* **Figure collection entries**
↓

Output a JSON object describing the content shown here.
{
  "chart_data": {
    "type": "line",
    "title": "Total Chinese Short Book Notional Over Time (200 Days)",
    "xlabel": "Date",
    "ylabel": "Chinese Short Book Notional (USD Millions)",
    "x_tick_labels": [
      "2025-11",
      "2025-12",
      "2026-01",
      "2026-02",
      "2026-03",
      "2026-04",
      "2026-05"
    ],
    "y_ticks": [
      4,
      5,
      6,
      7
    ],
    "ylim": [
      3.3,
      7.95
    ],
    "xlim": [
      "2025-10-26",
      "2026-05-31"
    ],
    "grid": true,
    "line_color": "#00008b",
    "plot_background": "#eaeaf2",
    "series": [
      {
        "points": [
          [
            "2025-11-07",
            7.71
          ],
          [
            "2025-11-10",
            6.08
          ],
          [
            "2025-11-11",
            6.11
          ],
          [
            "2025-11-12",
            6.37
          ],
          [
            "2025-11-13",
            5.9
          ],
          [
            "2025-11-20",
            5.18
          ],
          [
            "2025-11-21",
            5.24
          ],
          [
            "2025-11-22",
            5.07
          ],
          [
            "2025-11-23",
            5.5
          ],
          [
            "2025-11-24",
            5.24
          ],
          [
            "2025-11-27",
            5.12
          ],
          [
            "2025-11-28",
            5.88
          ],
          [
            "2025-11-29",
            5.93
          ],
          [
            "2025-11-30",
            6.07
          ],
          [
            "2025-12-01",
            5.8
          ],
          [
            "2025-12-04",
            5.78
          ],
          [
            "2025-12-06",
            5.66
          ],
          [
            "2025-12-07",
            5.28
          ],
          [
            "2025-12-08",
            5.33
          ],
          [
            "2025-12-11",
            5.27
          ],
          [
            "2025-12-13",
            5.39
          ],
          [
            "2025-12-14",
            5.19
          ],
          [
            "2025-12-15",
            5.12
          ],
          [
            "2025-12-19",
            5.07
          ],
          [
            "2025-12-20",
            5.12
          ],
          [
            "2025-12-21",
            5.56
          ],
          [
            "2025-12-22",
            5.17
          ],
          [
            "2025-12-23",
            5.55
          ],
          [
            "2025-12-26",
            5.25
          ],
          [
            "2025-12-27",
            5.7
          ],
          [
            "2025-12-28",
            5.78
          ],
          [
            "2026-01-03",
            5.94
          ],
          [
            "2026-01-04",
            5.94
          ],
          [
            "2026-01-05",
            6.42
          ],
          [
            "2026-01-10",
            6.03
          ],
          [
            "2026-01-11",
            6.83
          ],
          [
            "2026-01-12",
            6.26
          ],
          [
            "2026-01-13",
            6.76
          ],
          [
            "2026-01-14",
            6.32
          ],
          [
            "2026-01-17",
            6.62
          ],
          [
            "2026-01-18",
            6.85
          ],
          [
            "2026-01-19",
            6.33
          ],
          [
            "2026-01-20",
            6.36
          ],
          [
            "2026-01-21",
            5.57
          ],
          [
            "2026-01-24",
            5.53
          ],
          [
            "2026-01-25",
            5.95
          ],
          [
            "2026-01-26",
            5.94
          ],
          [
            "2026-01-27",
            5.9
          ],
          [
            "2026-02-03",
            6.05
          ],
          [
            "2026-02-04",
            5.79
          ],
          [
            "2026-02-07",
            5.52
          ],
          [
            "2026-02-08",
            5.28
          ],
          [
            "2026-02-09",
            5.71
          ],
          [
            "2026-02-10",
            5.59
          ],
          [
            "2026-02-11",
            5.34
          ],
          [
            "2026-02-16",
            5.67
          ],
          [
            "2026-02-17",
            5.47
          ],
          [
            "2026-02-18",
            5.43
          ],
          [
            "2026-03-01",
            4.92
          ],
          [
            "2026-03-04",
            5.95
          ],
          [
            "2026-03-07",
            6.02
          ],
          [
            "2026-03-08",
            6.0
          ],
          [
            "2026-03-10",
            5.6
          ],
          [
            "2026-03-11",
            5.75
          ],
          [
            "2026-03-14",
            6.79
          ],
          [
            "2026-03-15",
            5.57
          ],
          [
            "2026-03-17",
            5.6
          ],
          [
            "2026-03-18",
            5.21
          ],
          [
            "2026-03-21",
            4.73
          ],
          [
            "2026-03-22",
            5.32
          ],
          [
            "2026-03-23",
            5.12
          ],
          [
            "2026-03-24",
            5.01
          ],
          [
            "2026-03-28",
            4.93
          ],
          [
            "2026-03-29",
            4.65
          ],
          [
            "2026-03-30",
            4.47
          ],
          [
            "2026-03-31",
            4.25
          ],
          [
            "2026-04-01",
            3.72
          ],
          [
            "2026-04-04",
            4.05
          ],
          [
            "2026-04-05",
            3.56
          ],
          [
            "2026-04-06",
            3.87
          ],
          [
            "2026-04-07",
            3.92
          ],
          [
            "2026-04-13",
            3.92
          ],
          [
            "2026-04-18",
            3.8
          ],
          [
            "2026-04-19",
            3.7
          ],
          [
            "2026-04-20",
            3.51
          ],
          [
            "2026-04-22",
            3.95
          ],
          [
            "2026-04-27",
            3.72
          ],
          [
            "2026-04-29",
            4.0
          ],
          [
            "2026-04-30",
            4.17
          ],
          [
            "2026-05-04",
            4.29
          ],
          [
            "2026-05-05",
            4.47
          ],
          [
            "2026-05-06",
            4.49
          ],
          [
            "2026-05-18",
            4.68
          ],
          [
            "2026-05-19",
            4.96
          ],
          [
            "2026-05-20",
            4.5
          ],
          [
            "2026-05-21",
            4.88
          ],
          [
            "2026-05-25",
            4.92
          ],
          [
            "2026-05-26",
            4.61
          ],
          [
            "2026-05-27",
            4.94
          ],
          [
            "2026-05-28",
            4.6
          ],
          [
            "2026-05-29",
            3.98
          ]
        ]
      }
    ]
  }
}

↑

* **Task objective**
Gather every line from the entries above where the word "Chinese" appears, and copy them.

* **Task result**
    "title": "Total Chinese Short Book Notional Over Time (200 Days)",
    "ylabel": "Chinese Short Book Notional (USD Millions)",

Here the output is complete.